(Dataset excerpts)
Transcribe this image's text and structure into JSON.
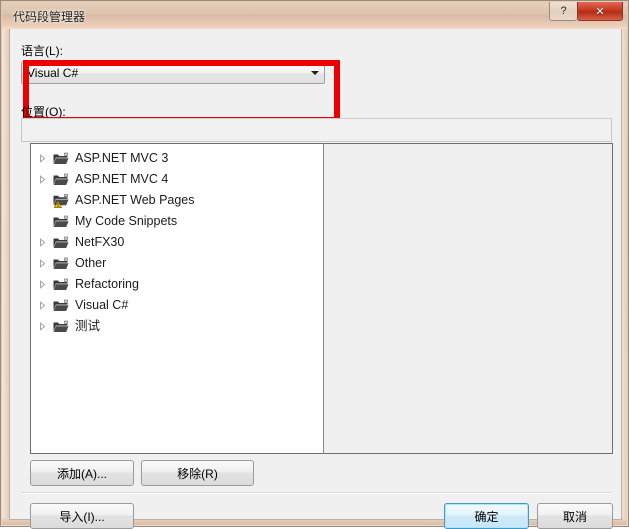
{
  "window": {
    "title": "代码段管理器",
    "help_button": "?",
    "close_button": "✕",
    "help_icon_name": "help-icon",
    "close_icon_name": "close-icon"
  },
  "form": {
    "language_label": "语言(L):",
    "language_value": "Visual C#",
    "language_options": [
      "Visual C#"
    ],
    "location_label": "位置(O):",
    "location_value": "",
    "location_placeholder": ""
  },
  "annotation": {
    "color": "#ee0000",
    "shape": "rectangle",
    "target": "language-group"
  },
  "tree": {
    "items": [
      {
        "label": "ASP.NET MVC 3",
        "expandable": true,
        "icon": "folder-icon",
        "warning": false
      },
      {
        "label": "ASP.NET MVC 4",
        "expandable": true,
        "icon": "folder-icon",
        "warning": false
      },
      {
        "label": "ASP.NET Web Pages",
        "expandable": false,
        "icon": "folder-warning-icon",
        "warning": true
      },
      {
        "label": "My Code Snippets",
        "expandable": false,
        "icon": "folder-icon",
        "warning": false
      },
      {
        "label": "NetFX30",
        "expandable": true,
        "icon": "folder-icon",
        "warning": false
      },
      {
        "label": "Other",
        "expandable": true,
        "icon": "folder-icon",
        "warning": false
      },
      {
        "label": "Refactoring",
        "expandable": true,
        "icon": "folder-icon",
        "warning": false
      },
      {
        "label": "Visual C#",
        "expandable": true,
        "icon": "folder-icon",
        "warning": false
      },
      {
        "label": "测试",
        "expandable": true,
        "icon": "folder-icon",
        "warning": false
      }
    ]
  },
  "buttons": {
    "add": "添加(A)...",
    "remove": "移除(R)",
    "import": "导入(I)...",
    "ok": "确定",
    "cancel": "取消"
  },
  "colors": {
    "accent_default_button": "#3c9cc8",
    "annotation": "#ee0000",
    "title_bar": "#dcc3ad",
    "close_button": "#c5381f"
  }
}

...

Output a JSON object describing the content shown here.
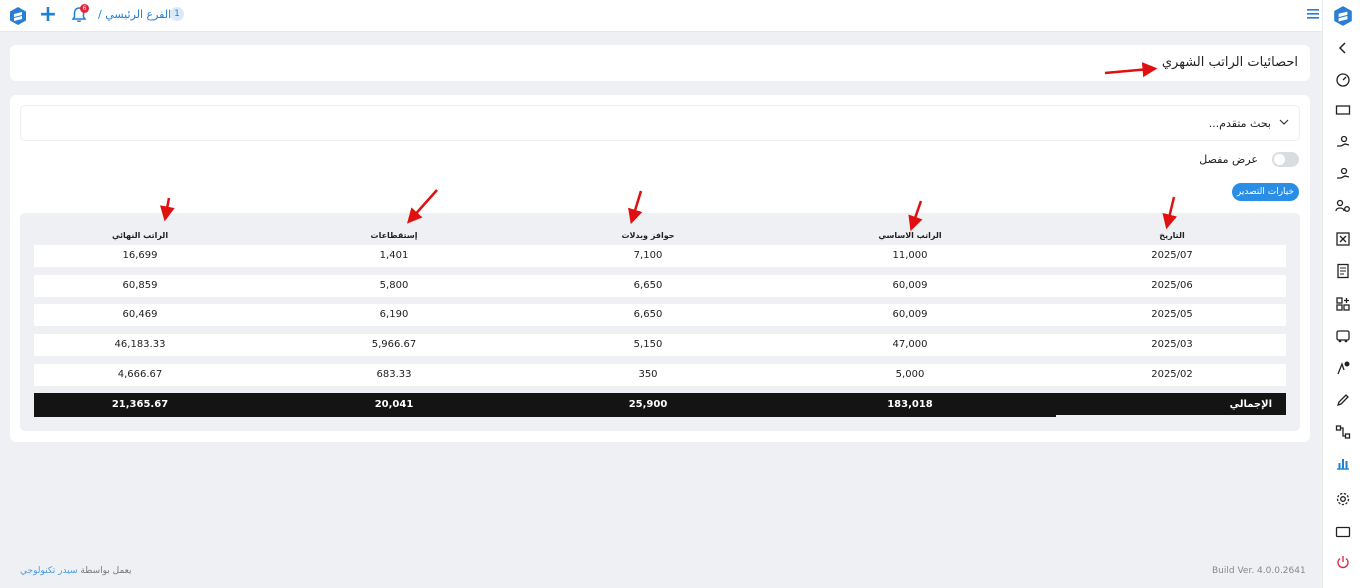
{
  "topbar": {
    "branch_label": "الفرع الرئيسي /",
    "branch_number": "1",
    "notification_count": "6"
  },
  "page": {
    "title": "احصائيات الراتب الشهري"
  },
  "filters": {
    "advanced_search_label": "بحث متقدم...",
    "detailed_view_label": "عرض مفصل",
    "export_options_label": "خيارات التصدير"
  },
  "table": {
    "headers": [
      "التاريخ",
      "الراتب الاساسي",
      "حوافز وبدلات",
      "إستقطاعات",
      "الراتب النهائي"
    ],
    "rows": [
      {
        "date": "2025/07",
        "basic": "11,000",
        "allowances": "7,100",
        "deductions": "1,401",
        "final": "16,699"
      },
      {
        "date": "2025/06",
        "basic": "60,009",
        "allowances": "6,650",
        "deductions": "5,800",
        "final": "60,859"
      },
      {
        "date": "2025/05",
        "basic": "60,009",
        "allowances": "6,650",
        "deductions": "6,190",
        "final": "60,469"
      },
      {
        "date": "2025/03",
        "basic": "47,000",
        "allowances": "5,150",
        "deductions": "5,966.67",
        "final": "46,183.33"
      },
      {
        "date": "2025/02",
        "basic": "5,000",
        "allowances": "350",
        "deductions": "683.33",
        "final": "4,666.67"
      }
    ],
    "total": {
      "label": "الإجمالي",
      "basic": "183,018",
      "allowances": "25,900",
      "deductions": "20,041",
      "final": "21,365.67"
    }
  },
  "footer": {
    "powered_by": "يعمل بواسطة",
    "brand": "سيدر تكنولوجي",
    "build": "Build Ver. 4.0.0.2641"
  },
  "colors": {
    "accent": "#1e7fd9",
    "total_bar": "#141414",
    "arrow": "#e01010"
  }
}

CHALLENGE
Where a line of the data holds "final", show that line.

FULL OUTPUT
        "final": "16,699"
        "final": "60,859"
        "final": "60,469"
        "final": "46,183.33"
        "final": "4,666.67"
      "final": "21,365.67"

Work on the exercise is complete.